(WHAT THIS TASK INVOLVES): Make a verbatim copy of the entries below; pictures stay out.

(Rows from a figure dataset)
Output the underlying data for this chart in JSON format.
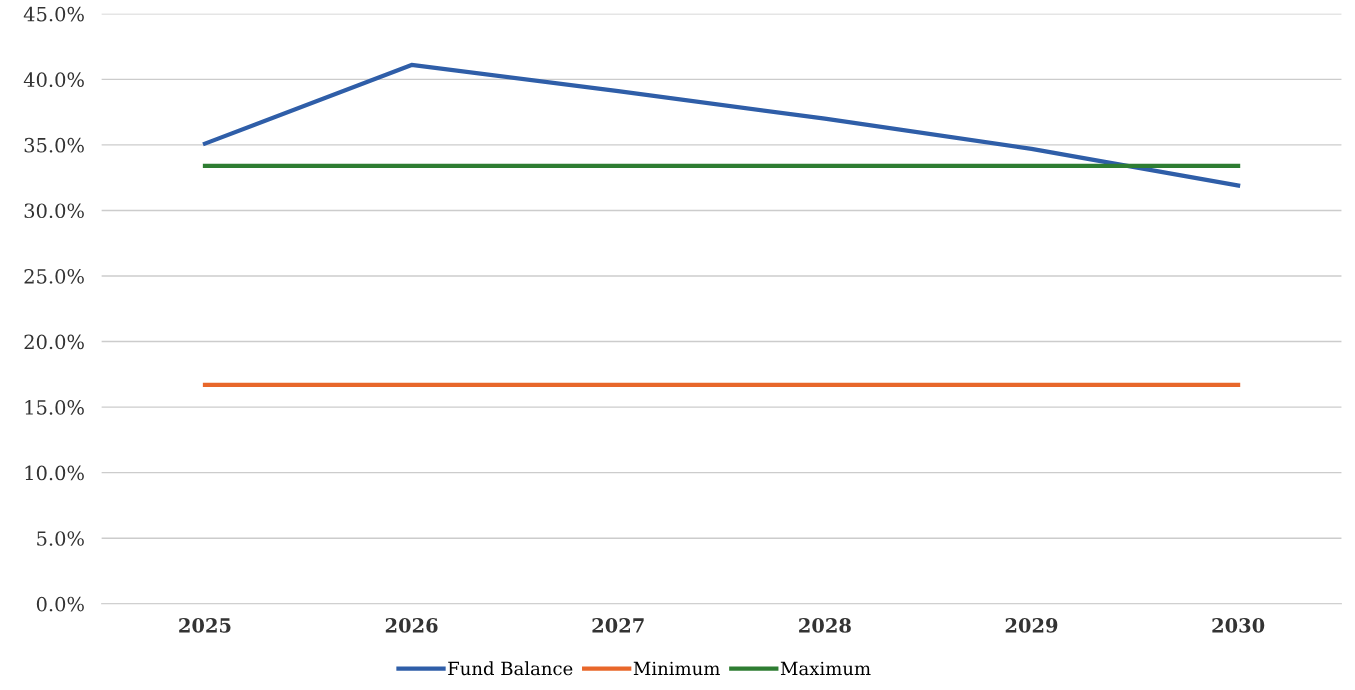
{
  "chart_data": {
    "type": "line",
    "categories": [
      "2025",
      "2026",
      "2027",
      "2028",
      "2029",
      "2030"
    ],
    "series": [
      {
        "name": "Fund Balance",
        "color": "#2f5ea8",
        "values": [
          35.1,
          41.1,
          39.1,
          37.0,
          34.7,
          31.9
        ]
      },
      {
        "name": "Minimum",
        "color": "#e8672a",
        "values": [
          16.7,
          16.7,
          16.7,
          16.7,
          16.7,
          16.7
        ]
      },
      {
        "name": "Maximum",
        "color": "#2e7d32",
        "values": [
          33.4,
          33.4,
          33.4,
          33.4,
          33.4,
          33.4
        ]
      }
    ],
    "ylim": [
      0,
      45
    ],
    "yticks": [
      {
        "value": 0,
        "label": "0.0%"
      },
      {
        "value": 5,
        "label": "5.0%"
      },
      {
        "value": 10,
        "label": "10.0%"
      },
      {
        "value": 15,
        "label": "15.0%"
      },
      {
        "value": 20,
        "label": "20.0%"
      },
      {
        "value": 25,
        "label": "25.0%"
      },
      {
        "value": 30,
        "label": "30.0%"
      },
      {
        "value": 35,
        "label": "35.0%"
      },
      {
        "value": 40,
        "label": "40.0%"
      },
      {
        "value": 45,
        "label": "45.0%"
      }
    ],
    "grid": "y",
    "legend": "bottom",
    "marker": "none",
    "line_style": "solid"
  }
}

(EXERCISE RESULT):
Output the underlying data for this chart in JSON format.
{
  "chart_data": {
    "type": "line",
    "categories": [
      "2025",
      "2026",
      "2027",
      "2028",
      "2029",
      "2030"
    ],
    "series": [
      {
        "name": "Fund Balance",
        "color": "#2f5ea8",
        "values": [
          35.1,
          41.1,
          39.1,
          37.0,
          34.7,
          31.9
        ]
      },
      {
        "name": "Minimum",
        "color": "#e8672a",
        "values": [
          16.7,
          16.7,
          16.7,
          16.7,
          16.7,
          16.7
        ]
      },
      {
        "name": "Maximum",
        "color": "#2e7d32",
        "values": [
          33.4,
          33.4,
          33.4,
          33.4,
          33.4,
          33.4
        ]
      }
    ],
    "ylim": [
      0,
      45
    ],
    "yticks": [
      {
        "value": 0,
        "label": "0.0%"
      },
      {
        "value": 5,
        "label": "5.0%"
      },
      {
        "value": 10,
        "label": "10.0%"
      },
      {
        "value": 15,
        "label": "15.0%"
      },
      {
        "value": 20,
        "label": "20.0%"
      },
      {
        "value": 25,
        "label": "25.0%"
      },
      {
        "value": 30,
        "label": "30.0%"
      },
      {
        "value": 35,
        "label": "35.0%"
      },
      {
        "value": 40,
        "label": "40.0%"
      },
      {
        "value": 45,
        "label": "45.0%"
      }
    ],
    "grid": "y",
    "legend": "bottom",
    "marker": "none",
    "line_style": "solid"
  }
}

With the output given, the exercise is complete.